Give the number of lines in the data that hold the string "content". Nothing else is needed.

START RECORDS FOR THIS EXERCISE

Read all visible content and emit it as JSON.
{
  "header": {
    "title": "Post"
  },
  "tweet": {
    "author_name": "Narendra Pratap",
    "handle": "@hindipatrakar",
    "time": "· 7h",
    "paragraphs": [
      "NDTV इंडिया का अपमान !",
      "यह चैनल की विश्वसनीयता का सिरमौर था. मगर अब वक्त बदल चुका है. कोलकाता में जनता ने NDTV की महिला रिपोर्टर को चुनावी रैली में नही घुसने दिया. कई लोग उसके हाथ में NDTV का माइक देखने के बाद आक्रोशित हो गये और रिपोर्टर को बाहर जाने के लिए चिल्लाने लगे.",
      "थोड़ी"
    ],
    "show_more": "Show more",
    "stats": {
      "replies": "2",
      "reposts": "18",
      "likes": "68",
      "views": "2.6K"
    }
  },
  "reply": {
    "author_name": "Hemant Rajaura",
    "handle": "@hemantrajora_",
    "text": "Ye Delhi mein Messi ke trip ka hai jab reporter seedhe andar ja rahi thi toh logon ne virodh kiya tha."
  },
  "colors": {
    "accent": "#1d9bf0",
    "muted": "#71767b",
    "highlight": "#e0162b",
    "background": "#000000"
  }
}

END RECORDS FOR THIS EXERCISE
START RECORDS FOR THIS EXERCISE

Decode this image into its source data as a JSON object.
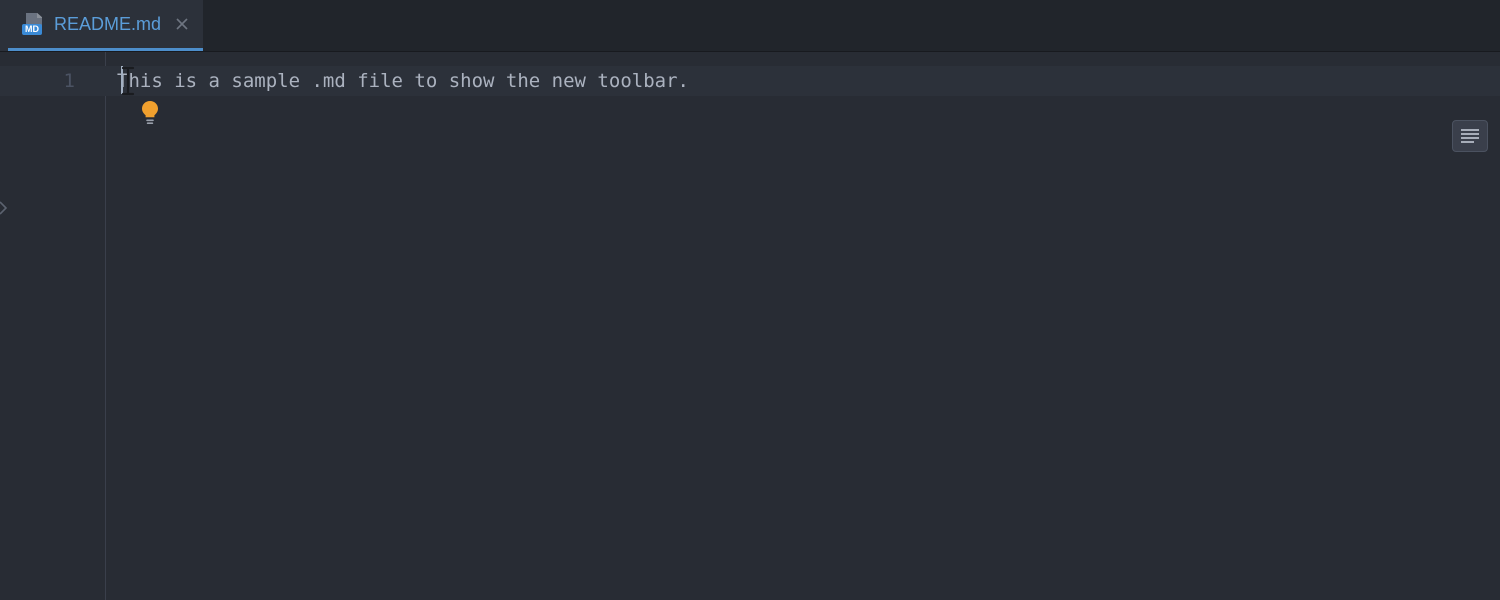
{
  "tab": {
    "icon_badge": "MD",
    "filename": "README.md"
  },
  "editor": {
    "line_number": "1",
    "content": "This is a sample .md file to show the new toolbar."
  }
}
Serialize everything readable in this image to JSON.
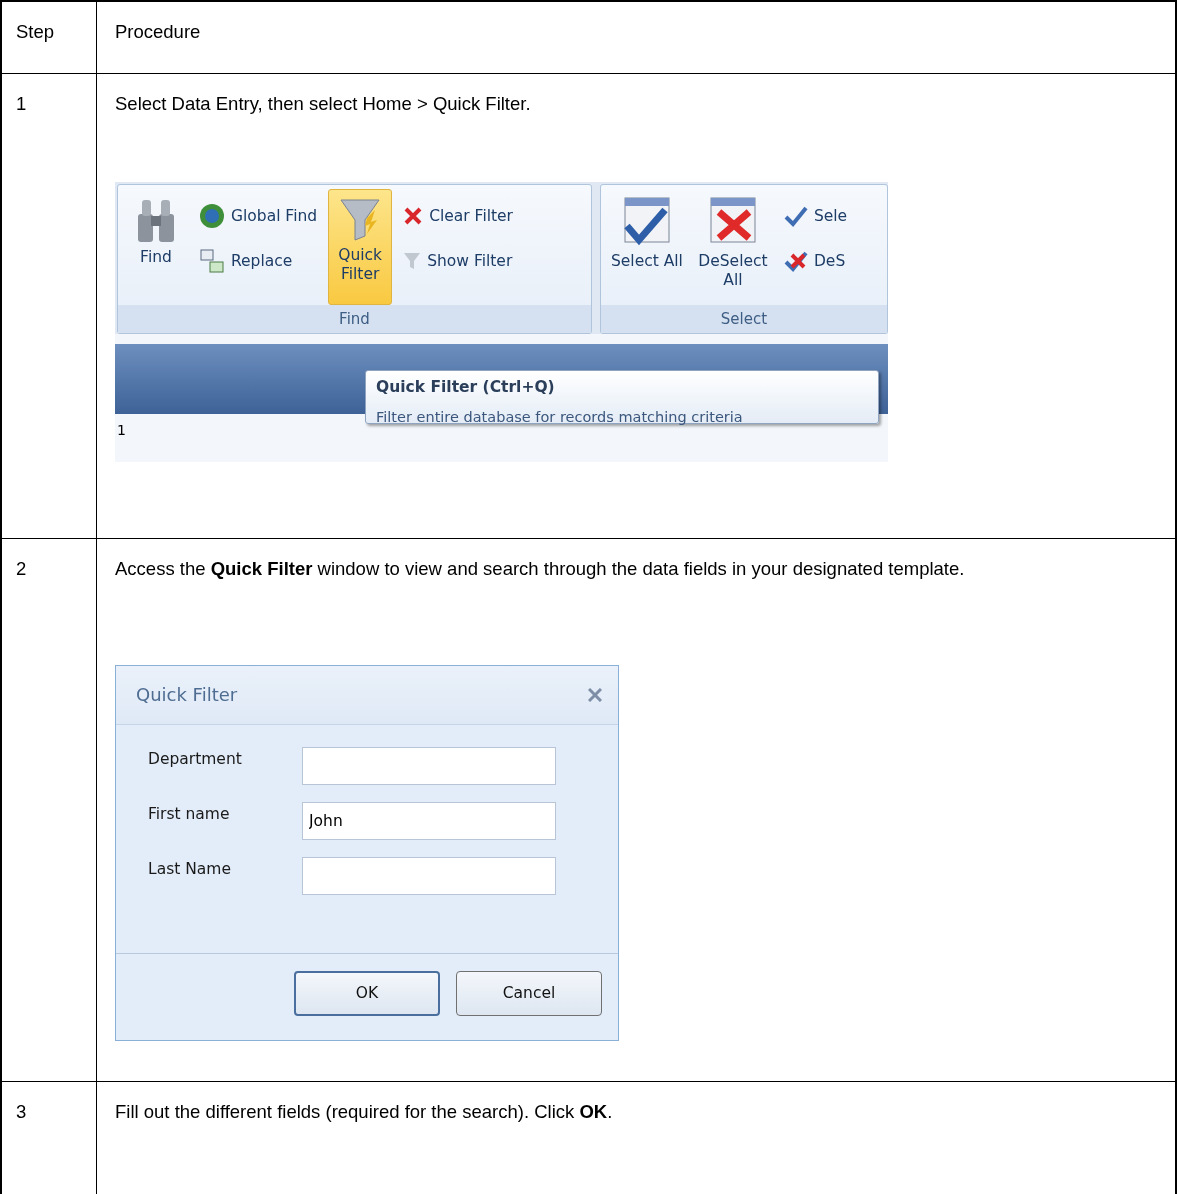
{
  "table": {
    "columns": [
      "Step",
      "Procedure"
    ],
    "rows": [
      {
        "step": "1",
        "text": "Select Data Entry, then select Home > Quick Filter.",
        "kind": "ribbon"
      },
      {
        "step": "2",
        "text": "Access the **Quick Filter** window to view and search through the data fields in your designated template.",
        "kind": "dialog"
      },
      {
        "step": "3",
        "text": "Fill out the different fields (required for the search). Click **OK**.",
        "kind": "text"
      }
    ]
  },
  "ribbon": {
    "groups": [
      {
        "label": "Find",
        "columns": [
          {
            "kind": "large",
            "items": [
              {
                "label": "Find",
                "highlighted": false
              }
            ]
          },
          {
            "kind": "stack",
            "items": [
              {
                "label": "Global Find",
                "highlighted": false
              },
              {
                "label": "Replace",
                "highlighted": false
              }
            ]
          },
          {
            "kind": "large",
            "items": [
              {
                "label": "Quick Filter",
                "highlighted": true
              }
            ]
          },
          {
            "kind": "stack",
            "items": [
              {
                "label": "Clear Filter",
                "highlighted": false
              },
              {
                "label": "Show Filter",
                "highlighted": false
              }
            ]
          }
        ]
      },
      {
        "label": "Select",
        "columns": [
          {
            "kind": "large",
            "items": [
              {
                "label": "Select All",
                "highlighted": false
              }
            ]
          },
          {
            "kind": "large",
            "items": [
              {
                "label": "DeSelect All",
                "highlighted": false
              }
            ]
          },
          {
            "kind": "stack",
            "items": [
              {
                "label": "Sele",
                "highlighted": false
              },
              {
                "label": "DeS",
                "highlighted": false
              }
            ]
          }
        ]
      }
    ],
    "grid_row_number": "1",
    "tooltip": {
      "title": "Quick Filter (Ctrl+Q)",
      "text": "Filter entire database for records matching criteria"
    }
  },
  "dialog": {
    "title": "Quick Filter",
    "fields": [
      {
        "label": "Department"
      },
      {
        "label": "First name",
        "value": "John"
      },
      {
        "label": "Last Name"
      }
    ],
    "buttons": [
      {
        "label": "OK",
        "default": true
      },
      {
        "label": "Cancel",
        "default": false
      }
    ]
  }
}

END RECORDS FOR THIS EXERCISE

### SOLUTION TO THE PROBLEM
2